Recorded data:
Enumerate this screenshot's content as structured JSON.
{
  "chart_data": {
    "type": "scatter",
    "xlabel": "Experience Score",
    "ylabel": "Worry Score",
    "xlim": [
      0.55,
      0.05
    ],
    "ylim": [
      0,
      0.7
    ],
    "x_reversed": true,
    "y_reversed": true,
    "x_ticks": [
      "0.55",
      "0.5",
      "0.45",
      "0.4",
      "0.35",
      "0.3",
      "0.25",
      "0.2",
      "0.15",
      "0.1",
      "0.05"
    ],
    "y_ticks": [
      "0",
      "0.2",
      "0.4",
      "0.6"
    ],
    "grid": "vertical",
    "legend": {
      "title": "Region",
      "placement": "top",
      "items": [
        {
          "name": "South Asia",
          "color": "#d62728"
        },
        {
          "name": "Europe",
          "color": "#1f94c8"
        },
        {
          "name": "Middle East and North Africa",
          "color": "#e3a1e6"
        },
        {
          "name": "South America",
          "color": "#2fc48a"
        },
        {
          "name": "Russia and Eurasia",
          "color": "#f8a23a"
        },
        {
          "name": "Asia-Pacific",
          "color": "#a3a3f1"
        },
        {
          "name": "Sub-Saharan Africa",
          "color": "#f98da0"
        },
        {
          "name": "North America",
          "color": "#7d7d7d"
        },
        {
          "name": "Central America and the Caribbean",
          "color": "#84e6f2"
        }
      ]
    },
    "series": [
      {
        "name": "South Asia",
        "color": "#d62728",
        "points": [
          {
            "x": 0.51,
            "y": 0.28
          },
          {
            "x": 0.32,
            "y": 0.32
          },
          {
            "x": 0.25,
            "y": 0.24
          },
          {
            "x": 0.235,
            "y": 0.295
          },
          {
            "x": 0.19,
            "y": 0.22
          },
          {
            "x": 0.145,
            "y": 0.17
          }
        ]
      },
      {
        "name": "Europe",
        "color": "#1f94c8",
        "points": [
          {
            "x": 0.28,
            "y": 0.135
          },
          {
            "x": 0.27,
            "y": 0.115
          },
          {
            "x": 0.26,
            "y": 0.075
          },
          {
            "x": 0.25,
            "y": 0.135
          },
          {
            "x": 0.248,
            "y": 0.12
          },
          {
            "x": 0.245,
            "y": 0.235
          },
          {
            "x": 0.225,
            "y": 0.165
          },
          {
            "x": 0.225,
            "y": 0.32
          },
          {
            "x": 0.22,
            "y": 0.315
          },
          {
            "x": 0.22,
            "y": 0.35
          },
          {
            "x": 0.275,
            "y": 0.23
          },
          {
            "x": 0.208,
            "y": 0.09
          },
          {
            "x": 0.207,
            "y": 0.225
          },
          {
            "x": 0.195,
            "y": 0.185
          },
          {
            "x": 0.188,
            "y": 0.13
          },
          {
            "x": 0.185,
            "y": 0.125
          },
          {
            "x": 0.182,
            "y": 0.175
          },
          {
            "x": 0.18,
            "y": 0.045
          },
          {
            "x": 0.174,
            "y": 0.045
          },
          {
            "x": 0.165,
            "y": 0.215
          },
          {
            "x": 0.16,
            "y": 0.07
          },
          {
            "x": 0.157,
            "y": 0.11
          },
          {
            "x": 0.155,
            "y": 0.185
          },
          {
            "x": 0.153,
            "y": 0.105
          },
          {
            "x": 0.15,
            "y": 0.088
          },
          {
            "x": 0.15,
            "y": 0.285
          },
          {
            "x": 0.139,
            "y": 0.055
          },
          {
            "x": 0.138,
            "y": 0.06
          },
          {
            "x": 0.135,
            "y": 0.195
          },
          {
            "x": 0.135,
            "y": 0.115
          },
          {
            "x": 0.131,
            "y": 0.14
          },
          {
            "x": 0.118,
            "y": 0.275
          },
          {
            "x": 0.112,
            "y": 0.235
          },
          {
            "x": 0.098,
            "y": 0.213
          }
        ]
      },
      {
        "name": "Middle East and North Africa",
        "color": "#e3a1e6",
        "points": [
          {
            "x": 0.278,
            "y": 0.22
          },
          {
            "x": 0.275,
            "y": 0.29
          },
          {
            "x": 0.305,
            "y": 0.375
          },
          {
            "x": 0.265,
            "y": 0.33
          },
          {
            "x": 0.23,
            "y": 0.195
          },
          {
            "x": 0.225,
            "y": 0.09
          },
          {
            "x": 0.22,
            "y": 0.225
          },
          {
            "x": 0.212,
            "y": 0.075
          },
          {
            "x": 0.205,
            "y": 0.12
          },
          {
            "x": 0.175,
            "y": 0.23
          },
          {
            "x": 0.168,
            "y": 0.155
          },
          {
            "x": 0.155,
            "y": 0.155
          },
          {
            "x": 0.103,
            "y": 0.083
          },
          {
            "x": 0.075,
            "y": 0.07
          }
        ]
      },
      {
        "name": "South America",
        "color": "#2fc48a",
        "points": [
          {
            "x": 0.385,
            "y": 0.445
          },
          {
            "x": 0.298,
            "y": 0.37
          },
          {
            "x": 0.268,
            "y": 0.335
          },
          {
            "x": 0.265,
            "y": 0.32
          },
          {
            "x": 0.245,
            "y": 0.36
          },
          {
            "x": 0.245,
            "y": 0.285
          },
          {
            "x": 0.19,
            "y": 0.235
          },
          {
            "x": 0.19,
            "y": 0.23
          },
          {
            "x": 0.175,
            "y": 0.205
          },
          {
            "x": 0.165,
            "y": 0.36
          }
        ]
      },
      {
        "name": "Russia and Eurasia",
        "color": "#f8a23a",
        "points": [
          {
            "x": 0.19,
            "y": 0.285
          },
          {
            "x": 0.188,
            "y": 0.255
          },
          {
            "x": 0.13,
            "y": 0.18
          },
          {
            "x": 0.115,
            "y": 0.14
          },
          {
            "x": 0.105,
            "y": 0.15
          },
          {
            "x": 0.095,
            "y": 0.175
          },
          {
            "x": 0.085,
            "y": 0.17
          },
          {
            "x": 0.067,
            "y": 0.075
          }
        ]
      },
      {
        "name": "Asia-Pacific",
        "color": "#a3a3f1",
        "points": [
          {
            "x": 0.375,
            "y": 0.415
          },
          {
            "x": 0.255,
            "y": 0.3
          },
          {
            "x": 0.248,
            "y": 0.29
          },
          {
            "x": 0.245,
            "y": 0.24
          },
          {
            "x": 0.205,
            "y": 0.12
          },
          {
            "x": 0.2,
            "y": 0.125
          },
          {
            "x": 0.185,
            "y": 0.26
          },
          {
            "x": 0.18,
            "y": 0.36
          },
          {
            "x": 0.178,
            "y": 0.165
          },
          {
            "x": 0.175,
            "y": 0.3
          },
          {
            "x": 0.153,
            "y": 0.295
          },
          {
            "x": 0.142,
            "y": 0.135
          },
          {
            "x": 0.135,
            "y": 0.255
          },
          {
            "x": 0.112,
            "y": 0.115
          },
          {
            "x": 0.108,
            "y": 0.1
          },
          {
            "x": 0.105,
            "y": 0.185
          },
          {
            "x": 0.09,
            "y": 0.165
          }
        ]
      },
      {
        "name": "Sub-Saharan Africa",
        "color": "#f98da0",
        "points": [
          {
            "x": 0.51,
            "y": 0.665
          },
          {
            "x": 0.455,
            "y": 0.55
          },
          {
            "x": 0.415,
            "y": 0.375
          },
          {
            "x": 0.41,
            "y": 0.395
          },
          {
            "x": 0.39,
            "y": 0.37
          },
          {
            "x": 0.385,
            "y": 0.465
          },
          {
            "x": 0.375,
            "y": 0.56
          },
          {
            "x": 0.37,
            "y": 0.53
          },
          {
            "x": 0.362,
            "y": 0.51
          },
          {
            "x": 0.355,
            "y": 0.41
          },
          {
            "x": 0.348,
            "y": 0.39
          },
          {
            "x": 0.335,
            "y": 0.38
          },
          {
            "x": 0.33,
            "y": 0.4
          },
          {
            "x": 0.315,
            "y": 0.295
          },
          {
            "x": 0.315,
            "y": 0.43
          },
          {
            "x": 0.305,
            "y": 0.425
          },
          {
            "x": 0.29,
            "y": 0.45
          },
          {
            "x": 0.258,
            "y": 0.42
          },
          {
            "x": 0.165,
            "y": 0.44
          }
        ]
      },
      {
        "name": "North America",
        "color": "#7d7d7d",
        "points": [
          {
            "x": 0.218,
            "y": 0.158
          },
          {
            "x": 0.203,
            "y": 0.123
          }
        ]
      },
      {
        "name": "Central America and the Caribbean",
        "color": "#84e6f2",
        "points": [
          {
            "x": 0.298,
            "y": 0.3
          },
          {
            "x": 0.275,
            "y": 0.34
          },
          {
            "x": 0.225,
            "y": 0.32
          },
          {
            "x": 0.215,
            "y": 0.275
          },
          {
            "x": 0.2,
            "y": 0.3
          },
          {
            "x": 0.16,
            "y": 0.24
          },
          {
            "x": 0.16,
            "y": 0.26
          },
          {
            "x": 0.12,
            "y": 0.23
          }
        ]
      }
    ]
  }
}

BRIEF: Search the listing for the word "Russia" and return each line that holds it.

THE RESPONSE:
          "name": "Russia and Eurasia",
        "name": "Russia and Eurasia",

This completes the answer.